■ **Requirements**:
Would it be possible to write out each entry below exactly, without the pictures?

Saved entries
+ + + + +
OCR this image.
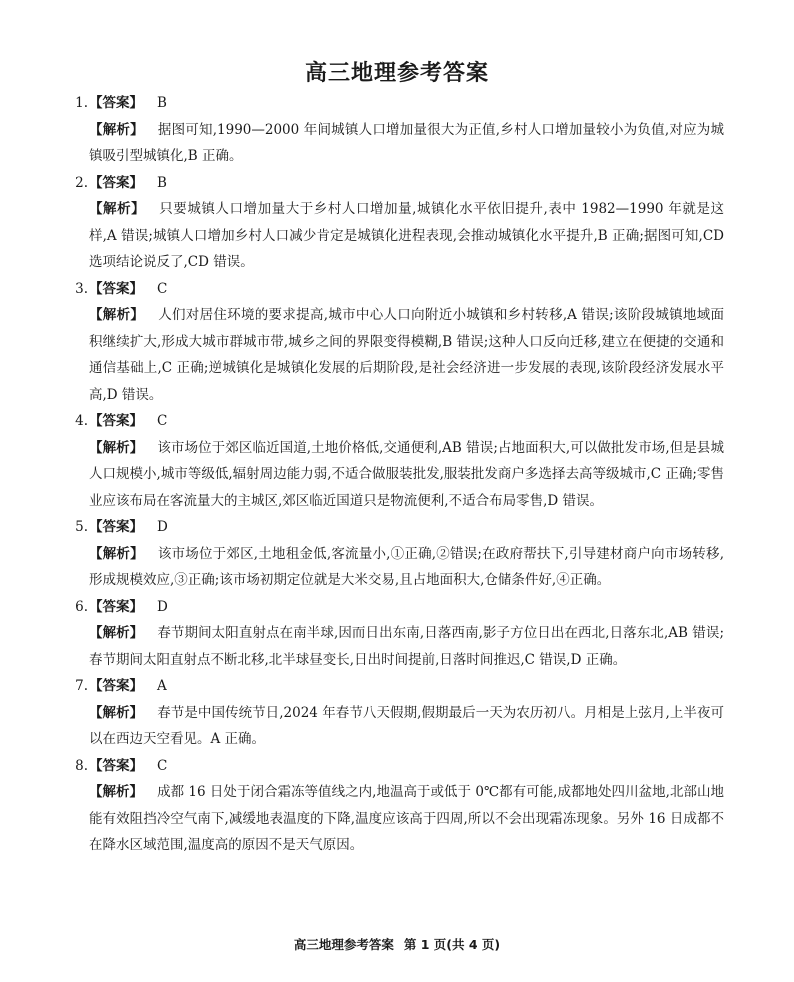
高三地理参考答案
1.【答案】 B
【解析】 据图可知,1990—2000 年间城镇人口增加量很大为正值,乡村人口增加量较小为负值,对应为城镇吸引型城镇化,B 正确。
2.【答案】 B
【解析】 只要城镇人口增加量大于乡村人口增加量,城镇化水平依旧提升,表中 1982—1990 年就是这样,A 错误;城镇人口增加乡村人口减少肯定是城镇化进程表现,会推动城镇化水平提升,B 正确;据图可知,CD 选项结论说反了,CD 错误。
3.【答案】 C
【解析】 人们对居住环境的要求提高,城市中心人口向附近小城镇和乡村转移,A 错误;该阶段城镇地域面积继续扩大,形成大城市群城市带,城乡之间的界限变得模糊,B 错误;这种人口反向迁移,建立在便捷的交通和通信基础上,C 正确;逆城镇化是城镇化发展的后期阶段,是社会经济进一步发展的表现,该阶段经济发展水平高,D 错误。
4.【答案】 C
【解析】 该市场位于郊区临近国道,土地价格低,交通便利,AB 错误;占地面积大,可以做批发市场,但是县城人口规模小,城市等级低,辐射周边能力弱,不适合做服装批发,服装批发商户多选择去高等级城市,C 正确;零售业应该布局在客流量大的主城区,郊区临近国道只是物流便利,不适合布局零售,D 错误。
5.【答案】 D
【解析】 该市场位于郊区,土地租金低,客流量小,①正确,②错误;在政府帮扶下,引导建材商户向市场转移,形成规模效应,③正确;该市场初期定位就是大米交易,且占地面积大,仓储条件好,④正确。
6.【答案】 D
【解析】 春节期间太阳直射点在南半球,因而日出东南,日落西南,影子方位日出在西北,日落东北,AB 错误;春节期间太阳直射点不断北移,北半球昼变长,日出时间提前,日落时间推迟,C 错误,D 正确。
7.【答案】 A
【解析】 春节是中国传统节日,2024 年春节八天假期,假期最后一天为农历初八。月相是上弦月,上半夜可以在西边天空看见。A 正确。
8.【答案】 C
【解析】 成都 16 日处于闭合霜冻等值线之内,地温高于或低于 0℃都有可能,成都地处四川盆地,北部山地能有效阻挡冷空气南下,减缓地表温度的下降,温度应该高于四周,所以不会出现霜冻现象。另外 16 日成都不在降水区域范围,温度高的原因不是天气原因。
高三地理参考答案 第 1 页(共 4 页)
+ + + + +
■ **The output**:
OCR this image.
高三地理参考答案
1.【答案】 B
【解析】 据图可知,1990—2000 年间城镇人口增加量很大为正值,乡村人口增加量较小为负值,对应为城镇吸引型城镇化,B 正确。
2.【答案】 B
【解析】 只要城镇人口增加量大于乡村人口增加量,城镇化水平依旧提升,表中 1982—1990 年就是这样,A 错误;城镇人口增加乡村人口减少肯定是城镇化进程表现,会推动城镇化水平提升,B 正确;据图可知,CD 选项结论说反了,CD 错误。
3.【答案】 C
【解析】 人们对居住环境的要求提高,城市中心人口向附近小城镇和乡村转移,A 错误;该阶段城镇地域面积继续扩大,形成大城市群城市带,城乡之间的界限变得模糊,B 错误;这种人口反向迁移,建立在便捷的交通和通信基础上,C 正确;逆城镇化是城镇化发展的后期阶段,是社会经济进一步发展的表现,该阶段经济发展水平高,D 错误。
4.【答案】 C
【解析】 该市场位于郊区临近国道,土地价格低,交通便利,AB 错误;占地面积大,可以做批发市场,但是县城人口规模小,城市等级低,辐射周边能力弱,不适合做服装批发,服装批发商户多选择去高等级城市,C 正确;零售业应该布局在客流量大的主城区,郊区临近国道只是物流便利,不适合布局零售,D 错误。
5.【答案】 D
【解析】 该市场位于郊区,土地租金低,客流量小,①正确,②错误;在政府帮扶下,引导建材商户向市场转移,形成规模效应,③正确;该市场初期定位就是大米交易,且占地面积大,仓储条件好,④正确。
6.【答案】 D
【解析】 春节期间太阳直射点在南半球,因而日出东南,日落西南,影子方位日出在西北,日落东北,AB 错误;春节期间太阳直射点不断北移,北半球昼变长,日出时间提前,日落时间推迟,C 错误,D 正确。
7.【答案】 A
【解析】 春节是中国传统节日,2024 年春节八天假期,假期最后一天为农历初八。月相是上弦月,上半夜可以在西边天空看见。A 正确。
8.【答案】 C
【解析】 成都 16 日处于闭合霜冻等值线之内,地温高于或低于 0℃都有可能,成都地处四川盆地,北部山地能有效阻挡冷空气南下,减缓地表温度的下降,温度应该高于四周,所以不会出现霜冻现象。另外 16 日成都不在降水区域范围,温度高的原因不是天气原因。
高三地理参考答案 第 1 页(共 4 页)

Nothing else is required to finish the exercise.